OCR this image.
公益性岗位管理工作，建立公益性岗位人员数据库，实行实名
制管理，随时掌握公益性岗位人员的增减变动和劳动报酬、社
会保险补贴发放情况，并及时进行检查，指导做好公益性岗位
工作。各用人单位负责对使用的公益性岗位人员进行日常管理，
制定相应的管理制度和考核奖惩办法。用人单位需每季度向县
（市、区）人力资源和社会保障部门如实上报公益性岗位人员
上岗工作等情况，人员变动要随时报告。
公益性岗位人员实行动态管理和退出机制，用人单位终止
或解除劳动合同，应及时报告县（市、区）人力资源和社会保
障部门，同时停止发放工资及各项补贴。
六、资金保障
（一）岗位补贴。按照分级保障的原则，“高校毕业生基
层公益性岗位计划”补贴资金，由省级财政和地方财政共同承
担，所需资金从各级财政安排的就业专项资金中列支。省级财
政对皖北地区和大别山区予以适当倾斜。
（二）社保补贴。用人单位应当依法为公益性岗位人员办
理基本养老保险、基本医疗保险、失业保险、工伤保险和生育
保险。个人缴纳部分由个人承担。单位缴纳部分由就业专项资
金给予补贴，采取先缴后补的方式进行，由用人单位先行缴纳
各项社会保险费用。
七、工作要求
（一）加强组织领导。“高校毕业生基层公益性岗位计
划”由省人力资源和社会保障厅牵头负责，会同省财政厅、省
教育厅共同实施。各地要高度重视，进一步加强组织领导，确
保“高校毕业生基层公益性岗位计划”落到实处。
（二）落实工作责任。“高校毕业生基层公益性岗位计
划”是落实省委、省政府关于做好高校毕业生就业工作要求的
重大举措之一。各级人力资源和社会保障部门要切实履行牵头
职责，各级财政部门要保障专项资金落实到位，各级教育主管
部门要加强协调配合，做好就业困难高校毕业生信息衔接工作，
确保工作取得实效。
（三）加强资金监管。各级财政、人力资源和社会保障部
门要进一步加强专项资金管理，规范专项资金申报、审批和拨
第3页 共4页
____________
Quote the listing in full, please, keeping every line exact.

OCR this image.
公益性岗位管理工作，建立公益性岗位人员数据库，实行实名
制管理，随时掌握公益性岗位人员的增减变动和劳动报酬、社
会保险补贴发放情况，并及时进行检查，指导做好公益性岗位
工作。各用人单位负责对使用的公益性岗位人员进行日常管理，
制定相应的管理制度和考核奖惩办法。用人单位需每季度向县
（市、区）人力资源和社会保障部门如实上报公益性岗位人员
上岗工作等情况，人员变动要随时报告。
公益性岗位人员实行动态管理和退出机制，用人单位终止
或解除劳动合同，应及时报告县（市、区）人力资源和社会保
障部门，同时停止发放工资及各项补贴。
六、资金保障
（一）岗位补贴。按照分级保障的原则，“高校毕业生基
层公益性岗位计划”补贴资金，由省级财政和地方财政共同承
担，所需资金从各级财政安排的就业专项资金中列支。省级财
政对皖北地区和大别山区予以适当倾斜。
（二）社保补贴。用人单位应当依法为公益性岗位人员办
理基本养老保险、基本医疗保险、失业保险、工伤保险和生育
保险。个人缴纳部分由个人承担。单位缴纳部分由就业专项资
金给予补贴，采取先缴后补的方式进行，由用人单位先行缴纳
各项社会保险费用。
七、工作要求
（一）加强组织领导。“高校毕业生基层公益性岗位计
划”由省人力资源和社会保障厅牵头负责，会同省财政厅、省
教育厅共同实施。各地要高度重视，进一步加强组织领导，确
保“高校毕业生基层公益性岗位计划”落到实处。
（二）落实工作责任。“高校毕业生基层公益性岗位计
划”是落实省委、省政府关于做好高校毕业生就业工作要求的
重大举措之一。各级人力资源和社会保障部门要切实履行牵头
职责，各级财政部门要保障专项资金落实到位，各级教育主管
部门要加强协调配合，做好就业困难高校毕业生信息衔接工作，
确保工作取得实效。
（三）加强资金监管。各级财政、人力资源和社会保障部
门要进一步加强专项资金管理，规范专项资金申报、审批和拨
第3页 共4页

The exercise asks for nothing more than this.